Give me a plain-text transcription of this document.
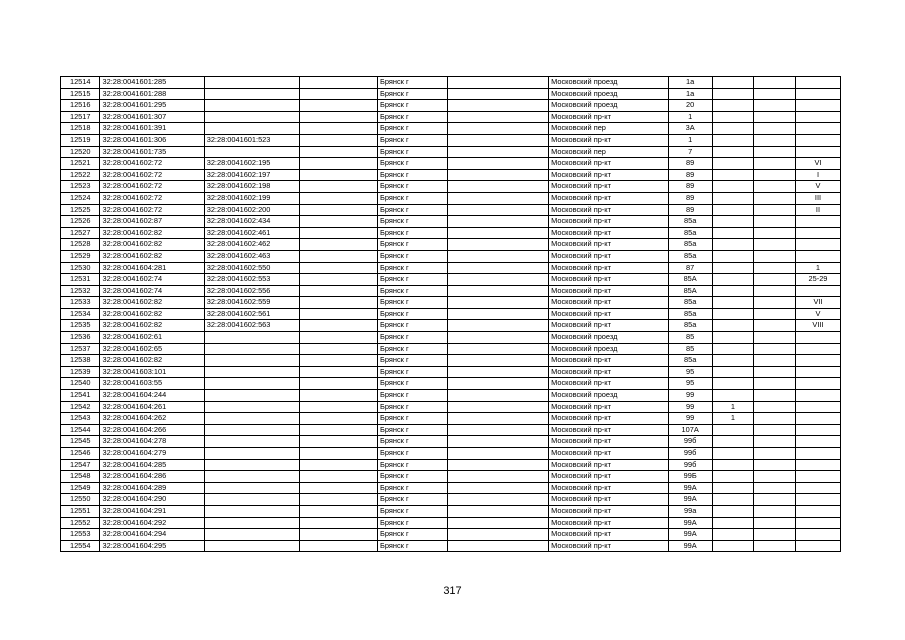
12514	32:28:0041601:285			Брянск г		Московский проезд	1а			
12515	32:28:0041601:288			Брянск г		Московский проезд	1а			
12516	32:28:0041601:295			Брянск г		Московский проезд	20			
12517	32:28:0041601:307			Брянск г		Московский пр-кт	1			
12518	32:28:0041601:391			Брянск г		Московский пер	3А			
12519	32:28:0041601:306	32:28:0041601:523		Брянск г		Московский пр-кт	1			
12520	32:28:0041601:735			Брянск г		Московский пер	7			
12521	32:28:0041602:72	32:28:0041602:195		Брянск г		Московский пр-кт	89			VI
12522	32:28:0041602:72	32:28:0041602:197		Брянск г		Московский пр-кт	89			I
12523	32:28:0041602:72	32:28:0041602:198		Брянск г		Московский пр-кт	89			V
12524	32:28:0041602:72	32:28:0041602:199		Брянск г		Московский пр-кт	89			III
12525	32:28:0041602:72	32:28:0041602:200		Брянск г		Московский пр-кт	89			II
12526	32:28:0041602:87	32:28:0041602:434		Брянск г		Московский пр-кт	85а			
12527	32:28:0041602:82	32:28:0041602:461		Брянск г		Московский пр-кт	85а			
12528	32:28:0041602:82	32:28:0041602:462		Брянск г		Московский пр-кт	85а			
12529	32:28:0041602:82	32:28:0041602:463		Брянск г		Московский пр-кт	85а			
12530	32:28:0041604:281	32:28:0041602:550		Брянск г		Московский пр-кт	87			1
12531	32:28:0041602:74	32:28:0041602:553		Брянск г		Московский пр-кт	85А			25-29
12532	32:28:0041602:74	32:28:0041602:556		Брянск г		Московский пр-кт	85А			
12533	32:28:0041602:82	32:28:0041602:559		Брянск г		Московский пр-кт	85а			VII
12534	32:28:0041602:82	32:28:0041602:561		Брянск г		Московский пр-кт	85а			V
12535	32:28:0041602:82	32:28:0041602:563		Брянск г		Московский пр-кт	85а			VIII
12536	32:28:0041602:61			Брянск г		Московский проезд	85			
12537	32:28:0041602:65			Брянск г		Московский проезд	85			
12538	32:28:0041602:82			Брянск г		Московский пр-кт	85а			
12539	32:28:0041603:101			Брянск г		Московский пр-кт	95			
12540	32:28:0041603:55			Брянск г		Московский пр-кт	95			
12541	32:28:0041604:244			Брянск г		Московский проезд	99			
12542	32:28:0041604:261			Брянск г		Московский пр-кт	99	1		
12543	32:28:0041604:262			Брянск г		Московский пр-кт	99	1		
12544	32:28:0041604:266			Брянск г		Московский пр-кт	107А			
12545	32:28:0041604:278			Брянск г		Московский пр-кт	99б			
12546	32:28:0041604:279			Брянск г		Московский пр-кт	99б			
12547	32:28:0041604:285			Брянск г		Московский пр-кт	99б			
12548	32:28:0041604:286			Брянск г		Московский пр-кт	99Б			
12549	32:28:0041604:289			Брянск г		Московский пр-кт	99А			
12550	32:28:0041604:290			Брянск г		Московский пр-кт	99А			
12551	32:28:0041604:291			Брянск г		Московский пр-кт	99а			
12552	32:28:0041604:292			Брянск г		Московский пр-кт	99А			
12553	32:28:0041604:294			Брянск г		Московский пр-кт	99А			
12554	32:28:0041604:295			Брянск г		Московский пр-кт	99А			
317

======

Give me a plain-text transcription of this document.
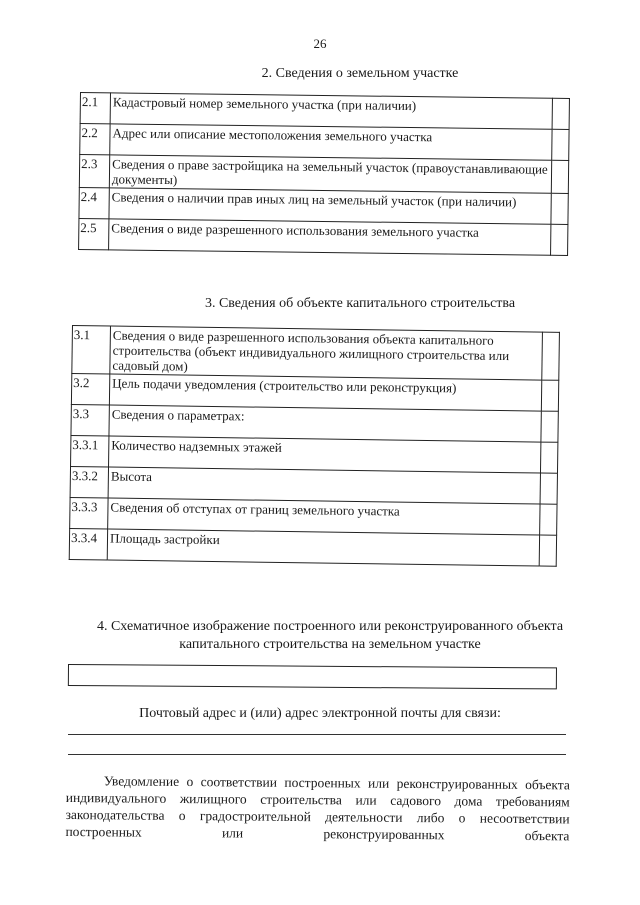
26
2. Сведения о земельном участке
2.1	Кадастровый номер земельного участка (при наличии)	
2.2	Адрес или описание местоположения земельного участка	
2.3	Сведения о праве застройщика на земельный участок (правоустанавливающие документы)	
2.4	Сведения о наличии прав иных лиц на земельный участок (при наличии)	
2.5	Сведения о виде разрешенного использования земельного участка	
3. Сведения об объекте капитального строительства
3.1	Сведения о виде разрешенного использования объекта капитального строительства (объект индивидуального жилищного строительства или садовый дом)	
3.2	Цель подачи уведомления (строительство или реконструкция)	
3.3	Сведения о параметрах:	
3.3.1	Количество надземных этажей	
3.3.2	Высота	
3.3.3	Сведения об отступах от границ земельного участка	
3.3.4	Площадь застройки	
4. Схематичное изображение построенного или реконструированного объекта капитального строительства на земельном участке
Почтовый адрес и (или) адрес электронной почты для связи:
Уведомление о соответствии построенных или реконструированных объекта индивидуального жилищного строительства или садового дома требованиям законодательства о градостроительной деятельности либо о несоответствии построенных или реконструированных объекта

======

**TASK DETAILS:** Check each line in the listing above for the string "проезд", then report how many lines contain it, with no other text.

**RESPONSE TO THE EXERCISE:** 6